### To do
Every line containing the word "Ellenőrizze" needs to be found and copied.

══ Supplied material

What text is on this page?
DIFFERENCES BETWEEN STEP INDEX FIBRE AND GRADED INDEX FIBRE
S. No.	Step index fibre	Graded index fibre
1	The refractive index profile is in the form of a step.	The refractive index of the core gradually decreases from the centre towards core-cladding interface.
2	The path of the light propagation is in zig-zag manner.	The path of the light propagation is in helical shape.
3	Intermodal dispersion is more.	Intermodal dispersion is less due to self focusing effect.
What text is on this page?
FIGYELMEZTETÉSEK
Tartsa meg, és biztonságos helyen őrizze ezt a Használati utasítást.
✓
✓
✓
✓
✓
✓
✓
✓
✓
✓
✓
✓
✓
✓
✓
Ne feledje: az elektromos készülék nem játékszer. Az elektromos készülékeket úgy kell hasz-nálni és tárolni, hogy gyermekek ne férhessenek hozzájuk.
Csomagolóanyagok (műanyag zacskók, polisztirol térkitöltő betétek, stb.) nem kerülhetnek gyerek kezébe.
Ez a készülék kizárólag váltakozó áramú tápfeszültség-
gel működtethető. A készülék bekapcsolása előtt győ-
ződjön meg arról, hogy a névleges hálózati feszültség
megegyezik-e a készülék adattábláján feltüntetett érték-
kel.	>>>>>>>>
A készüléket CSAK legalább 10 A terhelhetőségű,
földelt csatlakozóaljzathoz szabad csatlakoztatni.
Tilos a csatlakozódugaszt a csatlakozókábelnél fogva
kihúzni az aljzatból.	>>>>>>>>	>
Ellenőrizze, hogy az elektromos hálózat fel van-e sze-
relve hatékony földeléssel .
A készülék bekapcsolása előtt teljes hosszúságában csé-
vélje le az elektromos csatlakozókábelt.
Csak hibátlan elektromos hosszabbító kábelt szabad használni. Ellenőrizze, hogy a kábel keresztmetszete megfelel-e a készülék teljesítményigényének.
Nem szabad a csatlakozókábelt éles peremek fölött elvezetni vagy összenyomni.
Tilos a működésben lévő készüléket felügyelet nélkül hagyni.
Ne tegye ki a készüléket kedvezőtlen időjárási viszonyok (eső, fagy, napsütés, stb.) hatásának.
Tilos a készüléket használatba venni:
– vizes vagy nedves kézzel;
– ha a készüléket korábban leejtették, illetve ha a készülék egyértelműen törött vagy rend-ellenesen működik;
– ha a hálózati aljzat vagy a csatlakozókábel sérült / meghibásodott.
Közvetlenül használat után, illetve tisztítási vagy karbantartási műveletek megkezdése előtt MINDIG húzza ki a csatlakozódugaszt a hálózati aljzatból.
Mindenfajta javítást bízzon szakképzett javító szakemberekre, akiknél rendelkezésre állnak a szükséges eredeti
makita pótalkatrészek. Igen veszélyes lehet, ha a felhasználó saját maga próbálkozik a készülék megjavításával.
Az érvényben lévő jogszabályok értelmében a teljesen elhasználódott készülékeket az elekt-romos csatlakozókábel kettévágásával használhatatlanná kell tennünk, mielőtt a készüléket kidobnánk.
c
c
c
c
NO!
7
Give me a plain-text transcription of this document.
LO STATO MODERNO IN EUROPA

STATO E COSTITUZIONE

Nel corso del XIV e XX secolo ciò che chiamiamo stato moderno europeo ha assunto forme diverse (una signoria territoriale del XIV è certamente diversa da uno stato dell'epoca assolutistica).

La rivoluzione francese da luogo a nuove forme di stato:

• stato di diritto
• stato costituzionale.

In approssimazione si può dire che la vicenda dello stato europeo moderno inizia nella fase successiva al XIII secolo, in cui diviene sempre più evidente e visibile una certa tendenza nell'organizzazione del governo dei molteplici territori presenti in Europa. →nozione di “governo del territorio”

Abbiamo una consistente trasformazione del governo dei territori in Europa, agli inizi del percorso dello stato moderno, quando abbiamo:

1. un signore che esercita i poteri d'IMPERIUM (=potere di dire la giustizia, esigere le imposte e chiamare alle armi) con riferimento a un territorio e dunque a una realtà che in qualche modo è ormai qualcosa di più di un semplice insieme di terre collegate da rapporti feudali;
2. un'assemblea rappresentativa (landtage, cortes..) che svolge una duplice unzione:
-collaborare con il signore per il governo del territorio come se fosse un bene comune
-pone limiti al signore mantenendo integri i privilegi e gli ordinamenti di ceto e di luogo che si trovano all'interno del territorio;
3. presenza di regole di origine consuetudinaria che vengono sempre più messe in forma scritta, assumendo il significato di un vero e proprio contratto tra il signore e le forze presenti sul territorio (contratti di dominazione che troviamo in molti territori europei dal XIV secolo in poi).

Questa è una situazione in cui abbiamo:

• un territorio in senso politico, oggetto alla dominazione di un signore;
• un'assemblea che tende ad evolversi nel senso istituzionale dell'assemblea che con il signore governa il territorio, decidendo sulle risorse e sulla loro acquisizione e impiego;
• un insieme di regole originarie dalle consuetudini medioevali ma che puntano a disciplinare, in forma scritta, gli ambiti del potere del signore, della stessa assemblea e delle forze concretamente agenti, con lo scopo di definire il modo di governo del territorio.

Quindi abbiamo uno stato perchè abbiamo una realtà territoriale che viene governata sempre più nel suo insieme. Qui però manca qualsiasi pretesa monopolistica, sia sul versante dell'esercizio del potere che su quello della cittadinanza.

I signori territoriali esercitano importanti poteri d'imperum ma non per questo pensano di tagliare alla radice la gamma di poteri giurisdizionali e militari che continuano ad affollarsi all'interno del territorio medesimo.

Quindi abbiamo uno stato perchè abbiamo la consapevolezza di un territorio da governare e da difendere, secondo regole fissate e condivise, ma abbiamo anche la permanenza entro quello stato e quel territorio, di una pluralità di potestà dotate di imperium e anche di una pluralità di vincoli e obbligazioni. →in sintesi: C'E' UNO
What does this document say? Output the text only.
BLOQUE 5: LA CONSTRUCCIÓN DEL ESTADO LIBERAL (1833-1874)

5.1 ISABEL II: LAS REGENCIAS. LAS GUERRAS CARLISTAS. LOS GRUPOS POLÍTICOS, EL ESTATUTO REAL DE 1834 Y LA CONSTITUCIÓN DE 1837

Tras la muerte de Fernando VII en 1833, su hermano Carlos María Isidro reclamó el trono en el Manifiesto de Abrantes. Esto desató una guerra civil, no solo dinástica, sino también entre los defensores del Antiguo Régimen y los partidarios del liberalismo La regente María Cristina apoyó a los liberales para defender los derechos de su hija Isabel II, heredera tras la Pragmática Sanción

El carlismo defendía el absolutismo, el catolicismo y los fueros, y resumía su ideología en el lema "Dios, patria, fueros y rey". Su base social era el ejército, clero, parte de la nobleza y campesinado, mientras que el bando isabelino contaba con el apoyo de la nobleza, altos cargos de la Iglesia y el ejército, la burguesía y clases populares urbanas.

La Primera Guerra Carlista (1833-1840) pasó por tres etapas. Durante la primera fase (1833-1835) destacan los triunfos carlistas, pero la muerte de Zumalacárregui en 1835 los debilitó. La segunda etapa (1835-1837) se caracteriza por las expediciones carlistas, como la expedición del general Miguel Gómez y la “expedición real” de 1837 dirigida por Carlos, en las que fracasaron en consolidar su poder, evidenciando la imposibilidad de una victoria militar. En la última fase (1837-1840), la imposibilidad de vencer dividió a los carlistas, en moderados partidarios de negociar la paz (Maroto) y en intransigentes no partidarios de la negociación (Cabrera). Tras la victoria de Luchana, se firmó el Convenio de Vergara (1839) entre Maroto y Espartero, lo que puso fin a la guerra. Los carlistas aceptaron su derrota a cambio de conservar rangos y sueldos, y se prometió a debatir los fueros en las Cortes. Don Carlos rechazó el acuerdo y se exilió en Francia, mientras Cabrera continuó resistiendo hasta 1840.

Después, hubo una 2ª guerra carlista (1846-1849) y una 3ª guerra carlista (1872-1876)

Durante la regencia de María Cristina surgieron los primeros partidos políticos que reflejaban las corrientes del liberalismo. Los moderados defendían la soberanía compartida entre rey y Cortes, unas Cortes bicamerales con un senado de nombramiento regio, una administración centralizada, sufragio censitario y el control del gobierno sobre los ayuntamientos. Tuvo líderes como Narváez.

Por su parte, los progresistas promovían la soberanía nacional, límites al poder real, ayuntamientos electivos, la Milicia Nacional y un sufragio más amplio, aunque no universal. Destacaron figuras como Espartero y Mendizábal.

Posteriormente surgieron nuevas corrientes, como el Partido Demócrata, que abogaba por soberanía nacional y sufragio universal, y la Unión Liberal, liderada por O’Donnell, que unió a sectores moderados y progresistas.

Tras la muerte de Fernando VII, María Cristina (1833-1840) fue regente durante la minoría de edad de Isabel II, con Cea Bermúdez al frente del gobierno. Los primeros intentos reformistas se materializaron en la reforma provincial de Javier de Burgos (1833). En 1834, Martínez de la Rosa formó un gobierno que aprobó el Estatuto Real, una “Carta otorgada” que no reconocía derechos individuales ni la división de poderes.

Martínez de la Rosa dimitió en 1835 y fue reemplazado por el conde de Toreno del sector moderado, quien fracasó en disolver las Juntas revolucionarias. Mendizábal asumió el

════

### Task answer
Ellenőrizze, hogy az elektromos hálózat fel van-e sze-
Csak hibátlan elektromos hosszabbító kábelt szabad használni. Ellenőrizze, hogy a kábel keresztmetszete megfelel-e a készülék teljesítményigényének.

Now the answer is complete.